◆ **WHAT YOU WILL DO**
- a) In the June publications listing below, what is the name of the cemetery where undertaker Drew Slocome finds an extra body?
- b) Name every book title mentioned in the June publications listing below.

◆ **DOCUMENT EXCERPT**
June Publications

The Gourmet Detective scours New Orleans for a missing cookbook and gastronomical heaven in the latest installment (after last year's Eat, Drink, and Be Buried) of Peter King's mystery series for foodies, Roux the Day. What begins as a reasonably simple mission—authenticating an old book of recipes via its most famous dish, oysters Belvedere—quickly gets complicated by murder, forgery and a posse of lady chefs who kidnap the epicurean hero. (St. Martin's Minotaur, $23.95 288p ISBN 0-312-28365-2)

When undertaker Drew Slocome (who returns from Rebecca Tope's Dark Undertakings) discovers an extra body in his environmentally conscious Peaceful Repose Cemetery, he jumps at the chance to investigate, because "mysteries existed to be solved—like Everest." The police only know that the unidentified old woman didn't die of natural causes, and as for what the townsfolk know—well, several of them just aren't telling in Grave Concerns. (St. Martin's Minotaur/Dunne, $24.95 352p ISBN 0-312-28127-7)

◆ **MATERIAL SUPPLIED**
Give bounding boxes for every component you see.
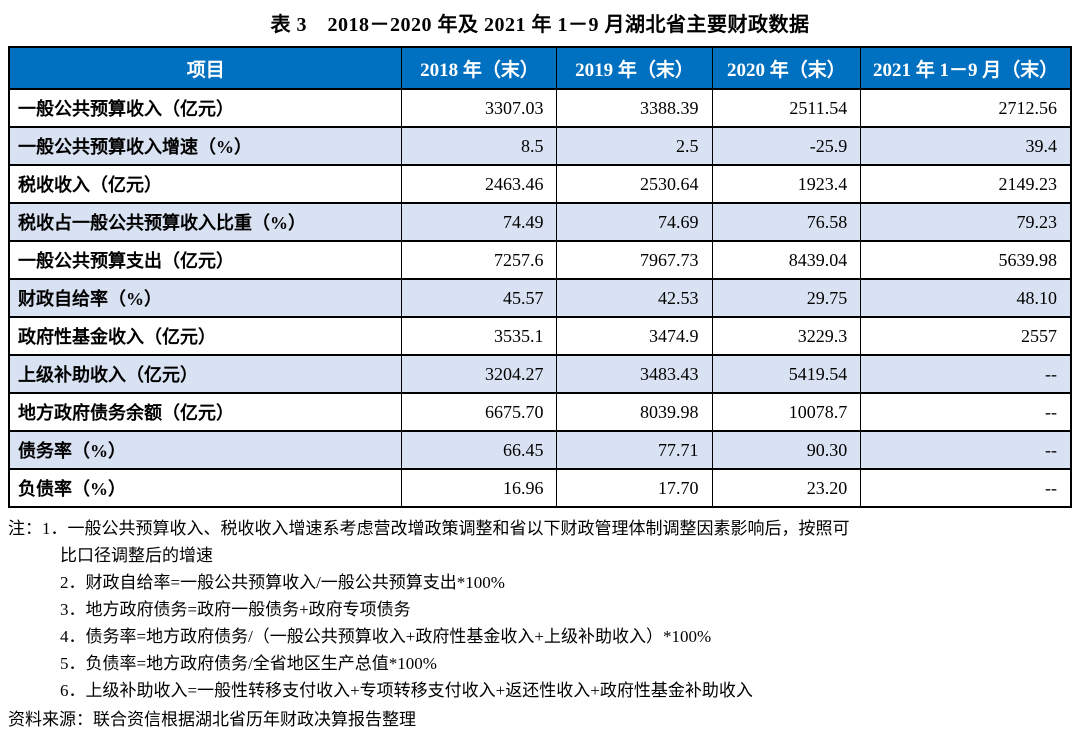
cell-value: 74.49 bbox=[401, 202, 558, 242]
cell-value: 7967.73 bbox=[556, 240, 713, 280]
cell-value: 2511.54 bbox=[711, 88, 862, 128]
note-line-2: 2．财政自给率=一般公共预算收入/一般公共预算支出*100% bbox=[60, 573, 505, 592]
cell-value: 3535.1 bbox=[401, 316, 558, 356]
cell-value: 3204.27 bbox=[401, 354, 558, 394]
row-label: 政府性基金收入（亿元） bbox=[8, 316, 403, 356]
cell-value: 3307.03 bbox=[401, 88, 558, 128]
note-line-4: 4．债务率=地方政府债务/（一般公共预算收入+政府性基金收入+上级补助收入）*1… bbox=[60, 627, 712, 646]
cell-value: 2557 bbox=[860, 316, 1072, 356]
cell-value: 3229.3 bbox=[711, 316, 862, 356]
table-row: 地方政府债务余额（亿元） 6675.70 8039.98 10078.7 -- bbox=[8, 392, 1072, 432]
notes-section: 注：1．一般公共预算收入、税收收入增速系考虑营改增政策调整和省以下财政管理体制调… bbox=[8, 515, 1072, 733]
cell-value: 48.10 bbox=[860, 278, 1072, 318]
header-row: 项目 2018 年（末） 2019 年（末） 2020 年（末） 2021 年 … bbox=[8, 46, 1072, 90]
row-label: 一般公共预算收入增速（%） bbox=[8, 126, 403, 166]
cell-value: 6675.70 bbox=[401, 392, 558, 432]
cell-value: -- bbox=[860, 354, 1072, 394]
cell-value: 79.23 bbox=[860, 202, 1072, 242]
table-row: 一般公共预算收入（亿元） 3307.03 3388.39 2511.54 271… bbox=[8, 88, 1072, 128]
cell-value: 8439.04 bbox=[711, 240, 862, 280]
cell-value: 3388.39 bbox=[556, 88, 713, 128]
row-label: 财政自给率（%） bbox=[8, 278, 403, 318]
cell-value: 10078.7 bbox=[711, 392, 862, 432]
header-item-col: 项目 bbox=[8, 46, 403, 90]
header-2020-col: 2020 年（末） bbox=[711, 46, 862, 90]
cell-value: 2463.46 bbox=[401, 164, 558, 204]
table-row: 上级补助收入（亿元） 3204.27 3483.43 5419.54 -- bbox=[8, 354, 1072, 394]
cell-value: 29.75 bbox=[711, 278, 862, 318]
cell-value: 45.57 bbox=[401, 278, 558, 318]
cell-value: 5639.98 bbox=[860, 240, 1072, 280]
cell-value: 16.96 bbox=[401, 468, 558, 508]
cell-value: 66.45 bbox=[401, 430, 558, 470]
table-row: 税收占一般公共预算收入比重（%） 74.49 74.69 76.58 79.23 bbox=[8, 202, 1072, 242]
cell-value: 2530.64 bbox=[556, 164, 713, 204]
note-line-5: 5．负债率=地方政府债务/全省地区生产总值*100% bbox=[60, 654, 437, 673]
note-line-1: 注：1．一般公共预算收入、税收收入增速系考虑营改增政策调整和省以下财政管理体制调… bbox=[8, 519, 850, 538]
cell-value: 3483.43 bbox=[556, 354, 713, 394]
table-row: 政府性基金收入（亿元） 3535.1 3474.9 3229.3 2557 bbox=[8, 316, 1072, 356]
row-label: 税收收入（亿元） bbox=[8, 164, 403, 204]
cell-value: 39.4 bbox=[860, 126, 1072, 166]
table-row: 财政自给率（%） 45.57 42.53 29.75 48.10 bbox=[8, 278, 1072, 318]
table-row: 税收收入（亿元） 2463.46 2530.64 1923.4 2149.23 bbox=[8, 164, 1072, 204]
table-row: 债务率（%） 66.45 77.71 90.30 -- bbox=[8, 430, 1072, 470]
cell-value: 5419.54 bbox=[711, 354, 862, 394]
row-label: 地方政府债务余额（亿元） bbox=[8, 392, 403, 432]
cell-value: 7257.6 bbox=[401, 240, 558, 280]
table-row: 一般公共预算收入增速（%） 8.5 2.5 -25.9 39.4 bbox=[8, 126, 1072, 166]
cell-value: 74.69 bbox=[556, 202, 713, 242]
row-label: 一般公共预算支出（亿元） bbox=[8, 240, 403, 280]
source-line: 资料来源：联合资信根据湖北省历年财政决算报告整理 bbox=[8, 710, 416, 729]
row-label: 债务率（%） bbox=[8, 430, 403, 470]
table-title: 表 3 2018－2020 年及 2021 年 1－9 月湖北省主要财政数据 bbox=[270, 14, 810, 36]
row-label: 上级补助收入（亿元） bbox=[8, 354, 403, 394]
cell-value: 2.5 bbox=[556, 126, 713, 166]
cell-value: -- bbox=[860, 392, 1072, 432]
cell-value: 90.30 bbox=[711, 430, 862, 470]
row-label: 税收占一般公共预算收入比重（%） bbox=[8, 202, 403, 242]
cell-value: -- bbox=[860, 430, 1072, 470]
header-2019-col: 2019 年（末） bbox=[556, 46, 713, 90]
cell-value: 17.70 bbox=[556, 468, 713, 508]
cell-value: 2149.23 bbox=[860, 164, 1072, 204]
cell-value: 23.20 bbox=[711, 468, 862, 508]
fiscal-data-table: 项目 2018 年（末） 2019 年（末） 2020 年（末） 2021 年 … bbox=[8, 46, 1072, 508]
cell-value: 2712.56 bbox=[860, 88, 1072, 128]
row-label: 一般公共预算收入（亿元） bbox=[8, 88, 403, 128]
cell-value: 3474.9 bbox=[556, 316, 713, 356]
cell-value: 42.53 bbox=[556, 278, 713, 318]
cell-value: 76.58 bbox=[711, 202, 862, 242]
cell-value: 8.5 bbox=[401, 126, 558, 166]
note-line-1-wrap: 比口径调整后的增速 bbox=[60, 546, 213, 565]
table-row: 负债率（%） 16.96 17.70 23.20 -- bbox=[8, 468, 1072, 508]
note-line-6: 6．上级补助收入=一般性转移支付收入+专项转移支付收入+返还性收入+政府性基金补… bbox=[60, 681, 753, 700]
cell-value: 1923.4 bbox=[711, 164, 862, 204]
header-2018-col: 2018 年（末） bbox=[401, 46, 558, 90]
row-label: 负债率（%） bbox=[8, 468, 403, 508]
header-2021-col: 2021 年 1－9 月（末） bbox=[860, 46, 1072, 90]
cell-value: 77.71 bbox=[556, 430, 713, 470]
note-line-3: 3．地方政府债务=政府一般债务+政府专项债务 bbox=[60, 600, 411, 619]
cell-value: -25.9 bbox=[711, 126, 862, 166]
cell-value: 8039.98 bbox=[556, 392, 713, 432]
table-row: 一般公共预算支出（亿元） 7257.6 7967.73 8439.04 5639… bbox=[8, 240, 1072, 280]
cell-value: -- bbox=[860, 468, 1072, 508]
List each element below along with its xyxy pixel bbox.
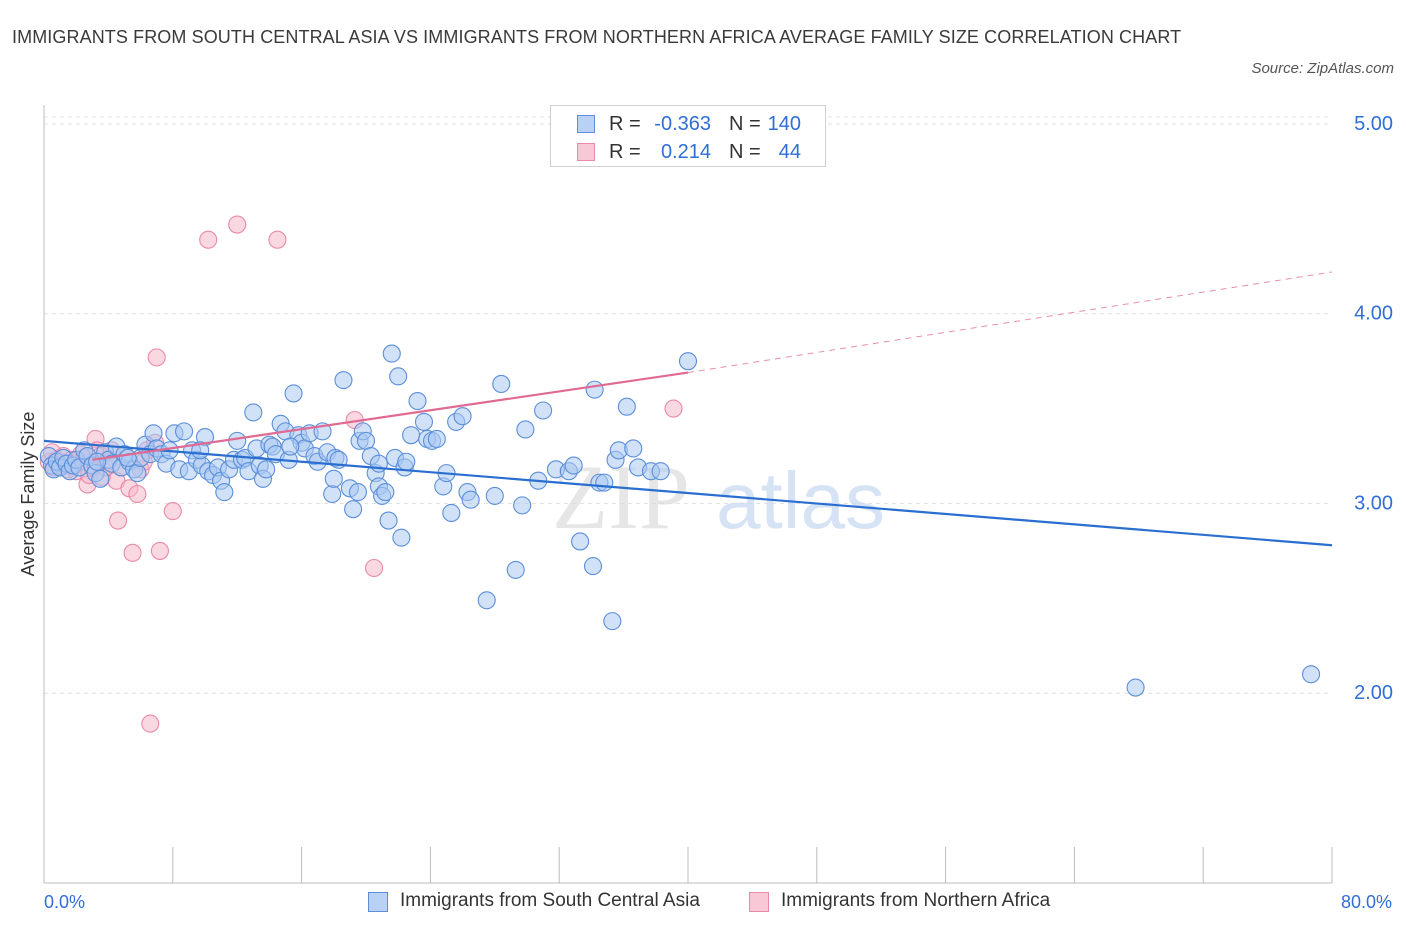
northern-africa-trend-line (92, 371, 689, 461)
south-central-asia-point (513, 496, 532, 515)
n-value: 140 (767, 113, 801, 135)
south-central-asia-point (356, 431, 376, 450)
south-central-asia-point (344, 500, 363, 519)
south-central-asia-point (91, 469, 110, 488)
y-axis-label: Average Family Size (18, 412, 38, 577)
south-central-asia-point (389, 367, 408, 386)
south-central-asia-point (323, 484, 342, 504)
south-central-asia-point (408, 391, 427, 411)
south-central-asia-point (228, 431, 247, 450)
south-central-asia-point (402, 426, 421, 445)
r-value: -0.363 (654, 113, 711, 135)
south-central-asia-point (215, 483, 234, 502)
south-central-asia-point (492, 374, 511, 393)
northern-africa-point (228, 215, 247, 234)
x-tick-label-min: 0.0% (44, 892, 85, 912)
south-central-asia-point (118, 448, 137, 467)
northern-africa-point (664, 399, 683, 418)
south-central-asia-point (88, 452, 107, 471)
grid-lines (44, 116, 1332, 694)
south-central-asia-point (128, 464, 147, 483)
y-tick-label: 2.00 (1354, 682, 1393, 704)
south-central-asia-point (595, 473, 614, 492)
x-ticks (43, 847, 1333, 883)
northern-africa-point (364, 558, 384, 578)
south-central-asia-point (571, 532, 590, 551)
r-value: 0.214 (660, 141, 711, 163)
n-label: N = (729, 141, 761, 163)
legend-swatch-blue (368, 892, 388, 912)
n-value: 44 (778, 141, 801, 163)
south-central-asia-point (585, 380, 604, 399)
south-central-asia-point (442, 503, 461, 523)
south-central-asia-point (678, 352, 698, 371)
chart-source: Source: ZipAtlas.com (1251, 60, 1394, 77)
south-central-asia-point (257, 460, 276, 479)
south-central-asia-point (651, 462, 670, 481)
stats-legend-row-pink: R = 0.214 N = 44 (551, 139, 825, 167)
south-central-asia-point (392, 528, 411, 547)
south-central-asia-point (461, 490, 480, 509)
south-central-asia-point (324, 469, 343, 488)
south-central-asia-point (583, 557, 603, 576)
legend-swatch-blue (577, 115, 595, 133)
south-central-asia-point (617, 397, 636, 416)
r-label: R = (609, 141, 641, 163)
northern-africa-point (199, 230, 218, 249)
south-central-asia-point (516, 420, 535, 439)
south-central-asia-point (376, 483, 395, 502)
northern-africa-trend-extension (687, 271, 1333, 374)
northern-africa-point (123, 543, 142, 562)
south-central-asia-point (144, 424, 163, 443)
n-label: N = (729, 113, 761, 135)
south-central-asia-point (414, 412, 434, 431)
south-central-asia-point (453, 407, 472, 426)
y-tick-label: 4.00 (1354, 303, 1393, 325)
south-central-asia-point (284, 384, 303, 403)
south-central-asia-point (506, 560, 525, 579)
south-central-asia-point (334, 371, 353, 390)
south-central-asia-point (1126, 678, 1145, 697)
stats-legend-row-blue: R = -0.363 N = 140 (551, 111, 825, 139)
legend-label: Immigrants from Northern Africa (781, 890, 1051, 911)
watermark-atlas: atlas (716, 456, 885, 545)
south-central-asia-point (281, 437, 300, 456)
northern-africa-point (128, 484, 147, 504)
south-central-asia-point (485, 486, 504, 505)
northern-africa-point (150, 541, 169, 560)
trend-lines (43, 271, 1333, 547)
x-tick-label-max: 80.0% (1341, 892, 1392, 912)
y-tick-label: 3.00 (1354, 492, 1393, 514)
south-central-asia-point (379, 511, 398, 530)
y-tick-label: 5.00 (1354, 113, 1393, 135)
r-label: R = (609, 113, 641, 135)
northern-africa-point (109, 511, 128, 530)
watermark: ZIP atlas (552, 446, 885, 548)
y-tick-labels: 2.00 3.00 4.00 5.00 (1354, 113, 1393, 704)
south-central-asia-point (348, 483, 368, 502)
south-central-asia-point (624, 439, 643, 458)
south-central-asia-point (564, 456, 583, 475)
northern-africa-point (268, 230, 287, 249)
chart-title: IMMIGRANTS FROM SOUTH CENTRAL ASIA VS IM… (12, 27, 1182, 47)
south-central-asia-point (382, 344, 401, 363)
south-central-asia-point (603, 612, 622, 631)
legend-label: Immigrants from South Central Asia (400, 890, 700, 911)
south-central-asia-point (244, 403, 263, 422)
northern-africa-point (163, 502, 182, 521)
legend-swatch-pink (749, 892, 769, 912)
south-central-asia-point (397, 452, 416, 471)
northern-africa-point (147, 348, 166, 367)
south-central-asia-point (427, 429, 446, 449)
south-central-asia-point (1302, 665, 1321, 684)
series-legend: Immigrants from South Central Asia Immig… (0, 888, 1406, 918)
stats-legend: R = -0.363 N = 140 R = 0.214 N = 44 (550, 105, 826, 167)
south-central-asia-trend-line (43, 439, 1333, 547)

◆ **EXERCISE ANSWERS**
- a) Peaceful Repose Cemetery

- b)
- Eat, Drink, and Be Buried
- Roux the Day
- Dark Undertakings
- Grave Concerns